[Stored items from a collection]
== == ==

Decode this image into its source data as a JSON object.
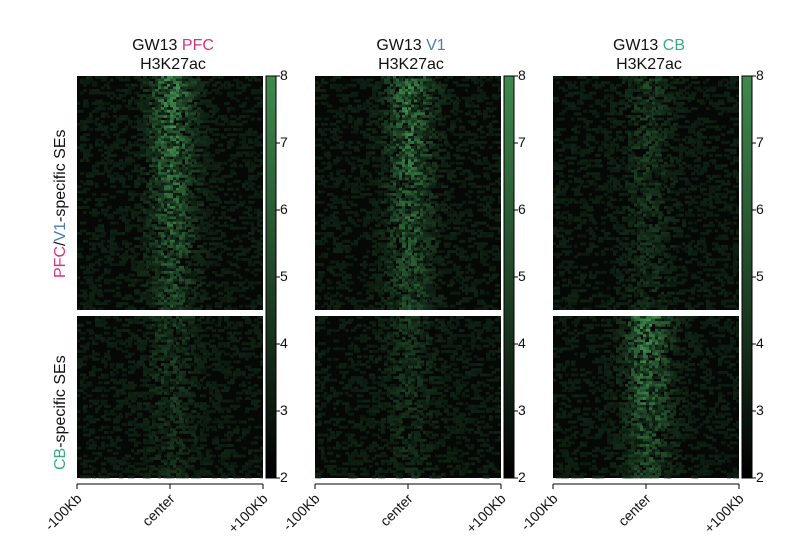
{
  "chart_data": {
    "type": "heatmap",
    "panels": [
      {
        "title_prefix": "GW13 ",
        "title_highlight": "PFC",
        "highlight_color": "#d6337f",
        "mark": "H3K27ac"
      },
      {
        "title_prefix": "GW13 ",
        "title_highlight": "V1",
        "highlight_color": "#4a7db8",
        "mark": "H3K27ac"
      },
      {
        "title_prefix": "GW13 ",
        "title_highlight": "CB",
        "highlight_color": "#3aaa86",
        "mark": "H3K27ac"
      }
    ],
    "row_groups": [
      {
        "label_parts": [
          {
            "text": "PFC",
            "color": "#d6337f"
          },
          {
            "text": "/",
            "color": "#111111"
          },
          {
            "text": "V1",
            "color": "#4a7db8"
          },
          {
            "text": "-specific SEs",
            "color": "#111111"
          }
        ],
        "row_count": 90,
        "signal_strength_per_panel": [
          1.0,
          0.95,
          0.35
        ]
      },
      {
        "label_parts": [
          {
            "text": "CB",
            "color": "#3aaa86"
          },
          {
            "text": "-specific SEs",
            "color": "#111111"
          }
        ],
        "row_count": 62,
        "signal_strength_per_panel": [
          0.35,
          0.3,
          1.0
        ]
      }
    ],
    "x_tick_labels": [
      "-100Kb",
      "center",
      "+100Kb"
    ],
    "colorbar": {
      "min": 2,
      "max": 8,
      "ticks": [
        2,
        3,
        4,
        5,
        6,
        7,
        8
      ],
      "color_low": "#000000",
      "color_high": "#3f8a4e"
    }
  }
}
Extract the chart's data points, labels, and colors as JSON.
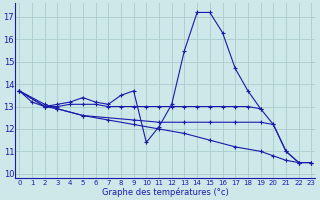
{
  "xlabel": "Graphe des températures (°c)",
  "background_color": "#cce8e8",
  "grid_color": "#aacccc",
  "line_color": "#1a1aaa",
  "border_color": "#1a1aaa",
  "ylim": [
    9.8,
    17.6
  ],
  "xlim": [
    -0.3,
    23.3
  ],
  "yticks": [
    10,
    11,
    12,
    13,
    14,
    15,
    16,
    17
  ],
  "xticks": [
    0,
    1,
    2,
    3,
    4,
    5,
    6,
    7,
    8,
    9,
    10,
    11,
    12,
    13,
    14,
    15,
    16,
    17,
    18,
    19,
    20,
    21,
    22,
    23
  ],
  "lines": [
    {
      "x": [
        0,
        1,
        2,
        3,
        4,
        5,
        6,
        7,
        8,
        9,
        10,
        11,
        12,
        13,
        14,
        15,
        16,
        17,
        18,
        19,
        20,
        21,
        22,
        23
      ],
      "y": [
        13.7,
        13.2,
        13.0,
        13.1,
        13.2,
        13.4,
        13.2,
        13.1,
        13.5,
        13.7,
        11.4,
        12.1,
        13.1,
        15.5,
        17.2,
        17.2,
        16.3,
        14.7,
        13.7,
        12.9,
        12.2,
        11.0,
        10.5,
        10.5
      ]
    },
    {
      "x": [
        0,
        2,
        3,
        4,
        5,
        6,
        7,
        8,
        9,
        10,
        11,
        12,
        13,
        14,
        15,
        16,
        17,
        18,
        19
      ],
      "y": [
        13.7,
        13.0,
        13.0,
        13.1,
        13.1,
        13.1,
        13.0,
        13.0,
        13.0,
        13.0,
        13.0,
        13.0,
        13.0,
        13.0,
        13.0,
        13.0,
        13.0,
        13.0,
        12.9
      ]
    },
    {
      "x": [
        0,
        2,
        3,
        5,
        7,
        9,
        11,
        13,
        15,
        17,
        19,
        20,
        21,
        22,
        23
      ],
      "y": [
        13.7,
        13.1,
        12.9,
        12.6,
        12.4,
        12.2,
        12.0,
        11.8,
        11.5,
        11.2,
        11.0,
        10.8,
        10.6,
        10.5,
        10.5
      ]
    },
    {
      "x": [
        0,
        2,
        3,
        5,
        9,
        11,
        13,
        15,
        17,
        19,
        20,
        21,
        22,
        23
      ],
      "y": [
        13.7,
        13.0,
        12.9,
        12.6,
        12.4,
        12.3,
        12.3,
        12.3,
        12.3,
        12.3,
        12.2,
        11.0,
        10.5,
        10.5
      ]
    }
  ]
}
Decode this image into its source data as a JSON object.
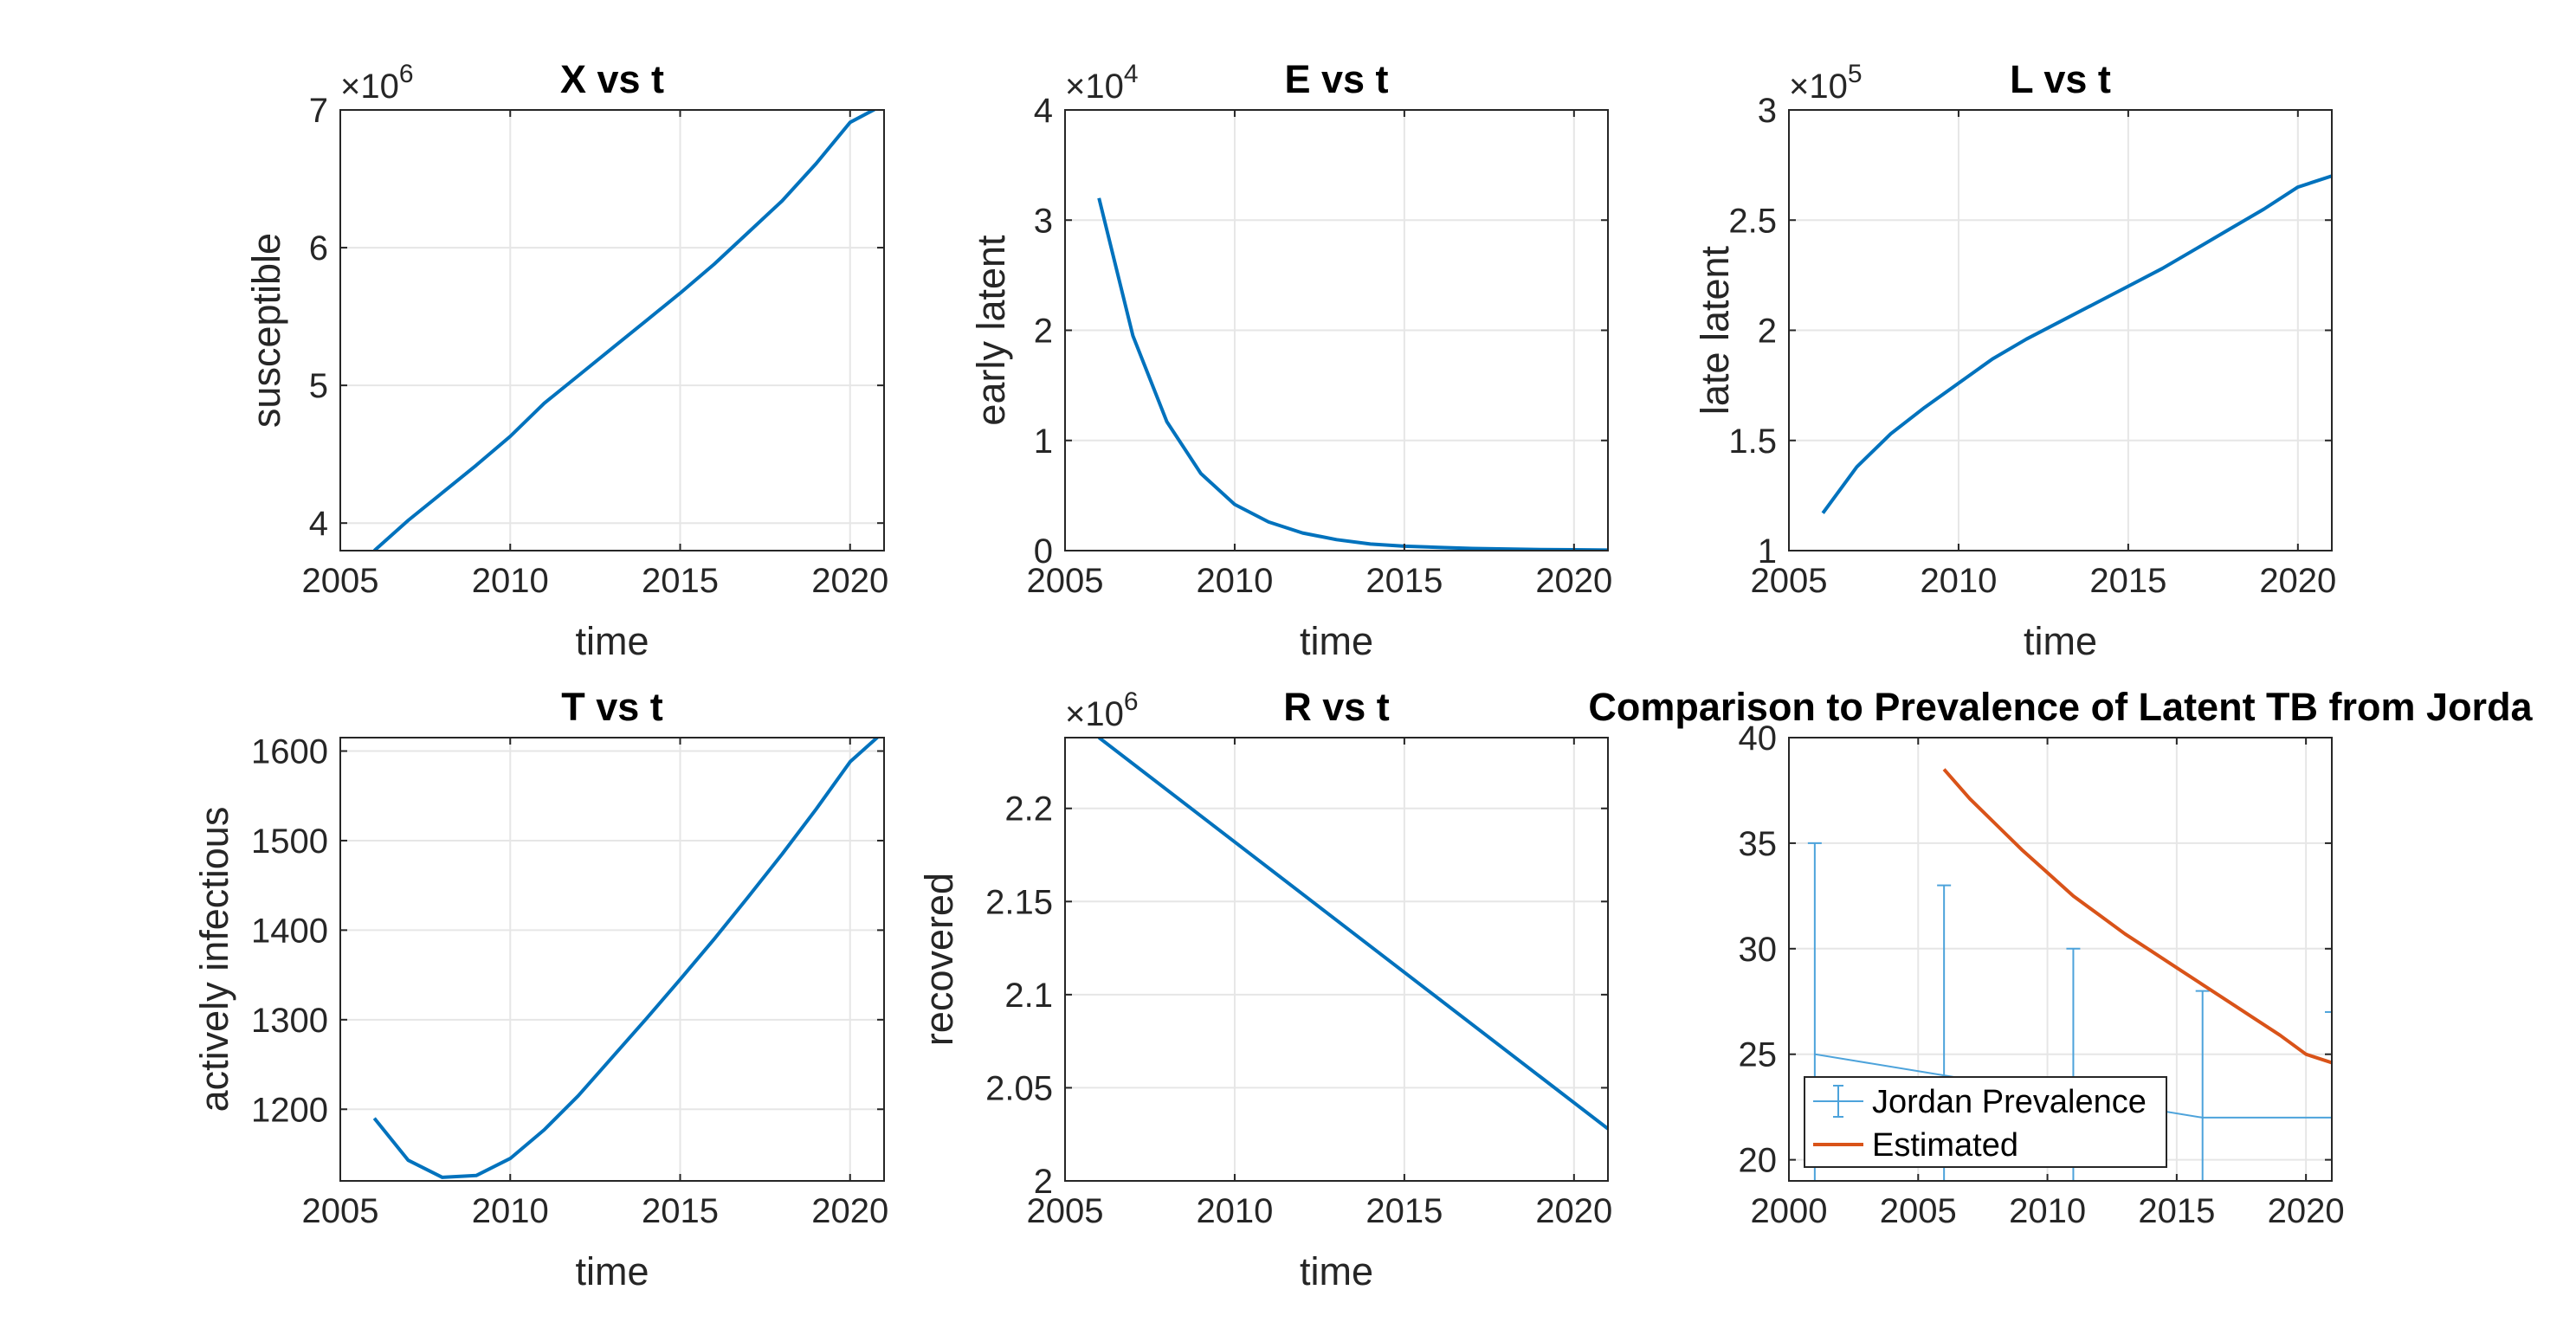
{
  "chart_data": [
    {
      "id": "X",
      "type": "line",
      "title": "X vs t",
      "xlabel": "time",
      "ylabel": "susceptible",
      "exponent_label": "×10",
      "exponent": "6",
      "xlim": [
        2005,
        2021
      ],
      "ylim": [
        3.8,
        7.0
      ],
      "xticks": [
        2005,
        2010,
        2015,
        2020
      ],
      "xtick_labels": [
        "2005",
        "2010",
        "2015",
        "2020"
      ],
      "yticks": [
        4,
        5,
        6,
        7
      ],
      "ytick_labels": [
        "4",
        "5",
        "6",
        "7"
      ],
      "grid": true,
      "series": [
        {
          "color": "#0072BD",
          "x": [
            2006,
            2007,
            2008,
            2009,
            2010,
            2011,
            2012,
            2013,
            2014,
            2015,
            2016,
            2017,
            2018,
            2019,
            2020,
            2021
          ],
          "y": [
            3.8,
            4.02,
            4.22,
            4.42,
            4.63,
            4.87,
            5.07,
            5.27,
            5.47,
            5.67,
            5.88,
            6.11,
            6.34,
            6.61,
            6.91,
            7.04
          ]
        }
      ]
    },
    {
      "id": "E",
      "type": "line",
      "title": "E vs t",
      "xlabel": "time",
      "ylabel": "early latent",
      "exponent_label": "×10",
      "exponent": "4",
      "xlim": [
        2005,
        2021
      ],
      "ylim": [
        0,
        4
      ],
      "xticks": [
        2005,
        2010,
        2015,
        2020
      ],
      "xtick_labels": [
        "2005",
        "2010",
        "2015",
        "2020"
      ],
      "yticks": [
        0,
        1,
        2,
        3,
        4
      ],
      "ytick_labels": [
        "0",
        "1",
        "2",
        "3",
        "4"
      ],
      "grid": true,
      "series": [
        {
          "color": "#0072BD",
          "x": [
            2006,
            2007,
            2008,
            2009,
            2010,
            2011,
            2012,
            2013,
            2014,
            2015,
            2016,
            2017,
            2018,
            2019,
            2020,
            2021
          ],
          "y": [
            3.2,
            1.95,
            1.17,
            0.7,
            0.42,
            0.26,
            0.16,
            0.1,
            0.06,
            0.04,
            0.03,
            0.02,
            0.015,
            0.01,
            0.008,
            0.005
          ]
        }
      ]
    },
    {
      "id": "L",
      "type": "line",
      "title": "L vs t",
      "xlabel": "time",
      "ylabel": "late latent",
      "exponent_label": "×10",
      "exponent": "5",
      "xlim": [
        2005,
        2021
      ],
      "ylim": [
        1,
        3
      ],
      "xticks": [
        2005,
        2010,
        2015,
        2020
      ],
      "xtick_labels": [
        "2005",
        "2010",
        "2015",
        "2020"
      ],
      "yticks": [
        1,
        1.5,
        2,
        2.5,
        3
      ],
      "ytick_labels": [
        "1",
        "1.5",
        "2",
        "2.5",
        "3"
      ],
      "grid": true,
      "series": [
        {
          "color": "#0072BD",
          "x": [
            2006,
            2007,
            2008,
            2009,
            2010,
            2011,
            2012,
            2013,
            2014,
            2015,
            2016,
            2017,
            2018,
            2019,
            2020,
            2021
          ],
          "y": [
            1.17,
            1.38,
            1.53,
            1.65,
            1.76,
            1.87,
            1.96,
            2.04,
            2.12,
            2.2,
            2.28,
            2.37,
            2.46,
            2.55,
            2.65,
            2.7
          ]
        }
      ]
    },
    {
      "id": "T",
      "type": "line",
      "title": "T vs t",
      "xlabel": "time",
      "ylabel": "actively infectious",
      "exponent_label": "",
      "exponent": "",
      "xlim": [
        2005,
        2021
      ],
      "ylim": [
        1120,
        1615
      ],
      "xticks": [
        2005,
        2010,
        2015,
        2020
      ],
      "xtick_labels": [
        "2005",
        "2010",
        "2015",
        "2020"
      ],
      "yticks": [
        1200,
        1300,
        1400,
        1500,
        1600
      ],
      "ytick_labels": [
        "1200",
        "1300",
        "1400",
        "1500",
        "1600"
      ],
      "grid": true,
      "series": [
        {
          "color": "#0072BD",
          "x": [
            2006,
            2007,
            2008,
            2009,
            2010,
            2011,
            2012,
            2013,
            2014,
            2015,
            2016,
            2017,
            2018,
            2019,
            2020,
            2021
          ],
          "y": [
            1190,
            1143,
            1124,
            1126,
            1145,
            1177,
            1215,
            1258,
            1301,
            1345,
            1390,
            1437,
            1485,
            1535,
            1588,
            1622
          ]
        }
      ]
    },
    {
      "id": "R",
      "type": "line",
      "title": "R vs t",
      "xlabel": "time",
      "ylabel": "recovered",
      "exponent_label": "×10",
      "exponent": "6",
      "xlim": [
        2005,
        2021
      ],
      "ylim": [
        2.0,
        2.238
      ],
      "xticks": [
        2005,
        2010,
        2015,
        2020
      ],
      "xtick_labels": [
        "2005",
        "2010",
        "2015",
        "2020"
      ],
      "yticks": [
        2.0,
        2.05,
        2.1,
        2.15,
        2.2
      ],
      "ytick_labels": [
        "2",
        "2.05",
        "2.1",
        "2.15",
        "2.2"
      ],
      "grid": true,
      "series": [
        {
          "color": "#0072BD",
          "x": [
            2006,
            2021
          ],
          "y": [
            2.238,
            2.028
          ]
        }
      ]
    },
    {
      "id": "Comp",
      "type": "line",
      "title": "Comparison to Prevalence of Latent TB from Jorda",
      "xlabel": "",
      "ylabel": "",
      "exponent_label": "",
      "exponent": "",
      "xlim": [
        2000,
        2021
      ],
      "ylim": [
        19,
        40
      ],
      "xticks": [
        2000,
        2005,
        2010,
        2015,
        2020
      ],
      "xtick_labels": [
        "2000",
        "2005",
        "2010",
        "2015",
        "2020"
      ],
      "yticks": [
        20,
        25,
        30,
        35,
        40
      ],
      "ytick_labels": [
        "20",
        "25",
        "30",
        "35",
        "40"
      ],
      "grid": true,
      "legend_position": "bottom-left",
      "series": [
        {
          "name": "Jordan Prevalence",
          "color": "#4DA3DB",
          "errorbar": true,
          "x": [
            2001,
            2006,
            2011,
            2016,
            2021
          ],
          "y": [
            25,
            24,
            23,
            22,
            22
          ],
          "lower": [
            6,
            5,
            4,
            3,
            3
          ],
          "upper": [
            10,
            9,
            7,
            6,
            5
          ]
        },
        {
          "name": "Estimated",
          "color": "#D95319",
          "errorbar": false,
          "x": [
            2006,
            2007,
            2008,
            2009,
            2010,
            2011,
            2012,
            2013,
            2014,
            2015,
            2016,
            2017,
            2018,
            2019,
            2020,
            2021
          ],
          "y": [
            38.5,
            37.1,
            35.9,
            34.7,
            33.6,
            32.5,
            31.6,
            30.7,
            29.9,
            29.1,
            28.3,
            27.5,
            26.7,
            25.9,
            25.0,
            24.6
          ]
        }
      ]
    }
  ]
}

== == ==

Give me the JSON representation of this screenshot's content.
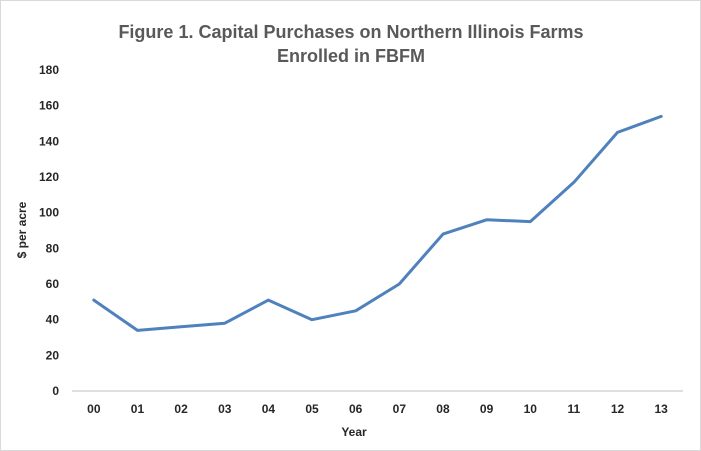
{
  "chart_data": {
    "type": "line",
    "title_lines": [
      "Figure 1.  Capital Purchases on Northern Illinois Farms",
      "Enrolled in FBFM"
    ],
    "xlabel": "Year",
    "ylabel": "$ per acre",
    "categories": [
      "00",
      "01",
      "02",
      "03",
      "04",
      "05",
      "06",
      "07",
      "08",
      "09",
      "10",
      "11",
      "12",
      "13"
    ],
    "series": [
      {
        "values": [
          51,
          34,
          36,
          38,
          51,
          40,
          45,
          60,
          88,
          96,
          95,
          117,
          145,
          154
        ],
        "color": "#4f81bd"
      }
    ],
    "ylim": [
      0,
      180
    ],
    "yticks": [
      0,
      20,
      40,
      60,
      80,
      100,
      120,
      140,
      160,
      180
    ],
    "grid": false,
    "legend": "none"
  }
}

== == ==

Instructions to follow
Copy every line that includes the string "Prevalence" from the material above.

Solution to the exercise
      "title": "Comparison to Prevalence of Latent TB from Jorda",
          "name": "Jordan Prevalence",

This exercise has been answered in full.